● **PROBLEM STATEMENT**:
Keep only the lines where "align" appears.

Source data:
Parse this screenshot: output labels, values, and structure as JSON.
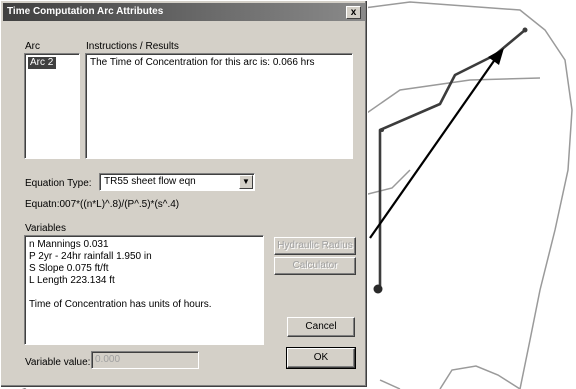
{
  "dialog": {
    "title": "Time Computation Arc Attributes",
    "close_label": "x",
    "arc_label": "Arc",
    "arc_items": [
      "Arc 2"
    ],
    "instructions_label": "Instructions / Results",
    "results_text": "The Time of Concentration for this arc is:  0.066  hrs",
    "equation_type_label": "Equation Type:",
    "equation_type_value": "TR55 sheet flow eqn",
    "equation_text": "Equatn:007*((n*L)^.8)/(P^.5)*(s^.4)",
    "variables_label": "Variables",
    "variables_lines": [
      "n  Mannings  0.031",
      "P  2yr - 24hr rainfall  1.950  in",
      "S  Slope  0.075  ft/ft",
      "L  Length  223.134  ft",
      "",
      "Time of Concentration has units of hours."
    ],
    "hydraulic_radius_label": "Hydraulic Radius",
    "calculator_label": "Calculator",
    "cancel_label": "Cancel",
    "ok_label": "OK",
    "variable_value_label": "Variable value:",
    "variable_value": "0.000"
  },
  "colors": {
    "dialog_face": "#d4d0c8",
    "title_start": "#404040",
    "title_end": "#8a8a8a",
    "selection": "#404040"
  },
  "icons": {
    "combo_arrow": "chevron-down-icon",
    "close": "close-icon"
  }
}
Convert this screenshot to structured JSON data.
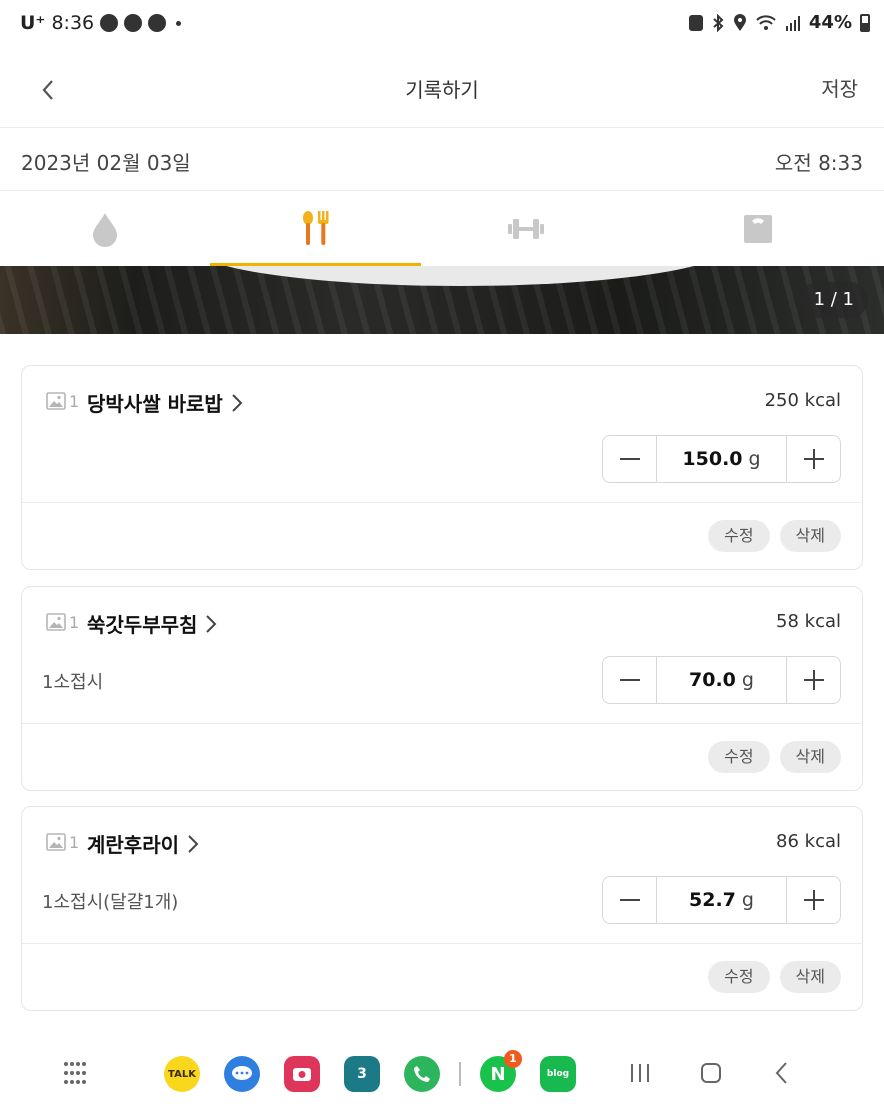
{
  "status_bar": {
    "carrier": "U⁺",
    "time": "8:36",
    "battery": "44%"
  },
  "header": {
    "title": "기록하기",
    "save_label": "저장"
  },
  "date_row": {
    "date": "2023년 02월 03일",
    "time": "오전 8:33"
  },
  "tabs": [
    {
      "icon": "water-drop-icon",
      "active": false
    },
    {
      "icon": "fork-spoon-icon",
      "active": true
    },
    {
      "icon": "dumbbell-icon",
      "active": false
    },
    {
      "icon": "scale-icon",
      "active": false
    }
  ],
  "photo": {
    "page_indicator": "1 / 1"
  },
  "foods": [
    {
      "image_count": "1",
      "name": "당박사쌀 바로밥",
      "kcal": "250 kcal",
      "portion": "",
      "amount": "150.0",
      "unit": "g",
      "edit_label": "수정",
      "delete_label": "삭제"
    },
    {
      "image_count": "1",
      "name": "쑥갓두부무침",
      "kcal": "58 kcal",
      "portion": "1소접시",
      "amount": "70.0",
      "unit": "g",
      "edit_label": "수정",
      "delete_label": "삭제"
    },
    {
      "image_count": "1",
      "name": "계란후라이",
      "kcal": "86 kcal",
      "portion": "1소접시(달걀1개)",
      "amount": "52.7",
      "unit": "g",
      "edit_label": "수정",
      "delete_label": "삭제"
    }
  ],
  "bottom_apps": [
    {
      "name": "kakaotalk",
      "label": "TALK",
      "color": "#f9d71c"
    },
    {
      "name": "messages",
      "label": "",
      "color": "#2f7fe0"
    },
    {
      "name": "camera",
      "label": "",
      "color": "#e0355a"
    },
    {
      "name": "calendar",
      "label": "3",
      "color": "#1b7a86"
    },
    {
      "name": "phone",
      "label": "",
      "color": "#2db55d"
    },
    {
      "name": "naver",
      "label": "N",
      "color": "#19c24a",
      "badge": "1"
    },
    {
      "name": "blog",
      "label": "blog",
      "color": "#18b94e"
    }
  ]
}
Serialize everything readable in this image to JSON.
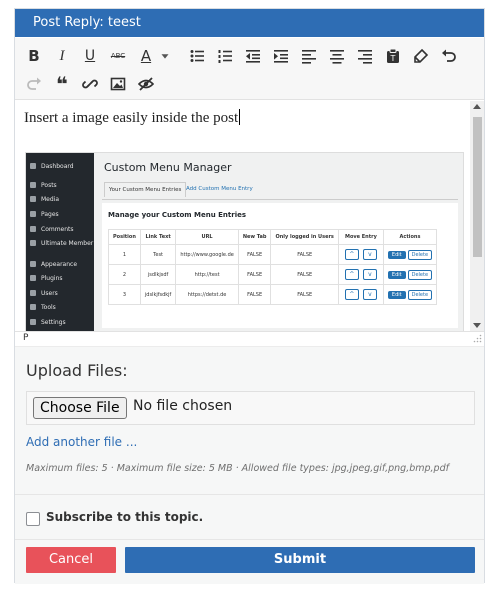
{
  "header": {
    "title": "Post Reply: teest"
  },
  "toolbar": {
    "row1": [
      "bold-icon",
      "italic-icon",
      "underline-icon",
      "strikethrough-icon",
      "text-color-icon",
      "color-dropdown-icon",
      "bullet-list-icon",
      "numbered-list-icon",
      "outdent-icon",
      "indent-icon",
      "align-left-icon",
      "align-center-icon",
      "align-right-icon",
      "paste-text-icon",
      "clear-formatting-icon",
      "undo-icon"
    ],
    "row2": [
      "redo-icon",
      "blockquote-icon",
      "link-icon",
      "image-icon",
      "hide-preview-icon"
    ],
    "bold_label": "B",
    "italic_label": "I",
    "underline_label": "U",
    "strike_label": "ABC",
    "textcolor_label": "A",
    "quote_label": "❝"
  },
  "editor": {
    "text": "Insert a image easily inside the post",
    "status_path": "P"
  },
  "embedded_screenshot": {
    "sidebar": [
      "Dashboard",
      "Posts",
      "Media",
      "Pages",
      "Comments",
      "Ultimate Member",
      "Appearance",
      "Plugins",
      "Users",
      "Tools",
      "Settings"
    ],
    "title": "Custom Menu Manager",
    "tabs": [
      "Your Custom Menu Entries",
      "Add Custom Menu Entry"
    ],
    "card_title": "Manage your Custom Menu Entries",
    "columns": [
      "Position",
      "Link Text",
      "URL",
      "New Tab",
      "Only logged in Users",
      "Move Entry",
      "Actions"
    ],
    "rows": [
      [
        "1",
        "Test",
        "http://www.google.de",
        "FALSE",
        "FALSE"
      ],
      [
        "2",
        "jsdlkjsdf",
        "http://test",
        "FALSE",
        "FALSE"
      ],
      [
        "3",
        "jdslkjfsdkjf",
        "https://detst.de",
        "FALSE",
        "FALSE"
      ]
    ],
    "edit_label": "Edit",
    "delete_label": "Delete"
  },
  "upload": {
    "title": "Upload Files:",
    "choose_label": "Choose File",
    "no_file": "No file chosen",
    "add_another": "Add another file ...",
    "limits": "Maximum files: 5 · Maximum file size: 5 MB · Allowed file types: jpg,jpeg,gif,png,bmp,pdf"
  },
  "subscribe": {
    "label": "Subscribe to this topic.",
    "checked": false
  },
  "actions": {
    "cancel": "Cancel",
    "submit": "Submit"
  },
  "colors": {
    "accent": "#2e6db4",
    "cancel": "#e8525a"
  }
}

● **SOLVED PROBLEM**:
      "align-left-icon",
      "align-center-icon",
      "align-right-icon",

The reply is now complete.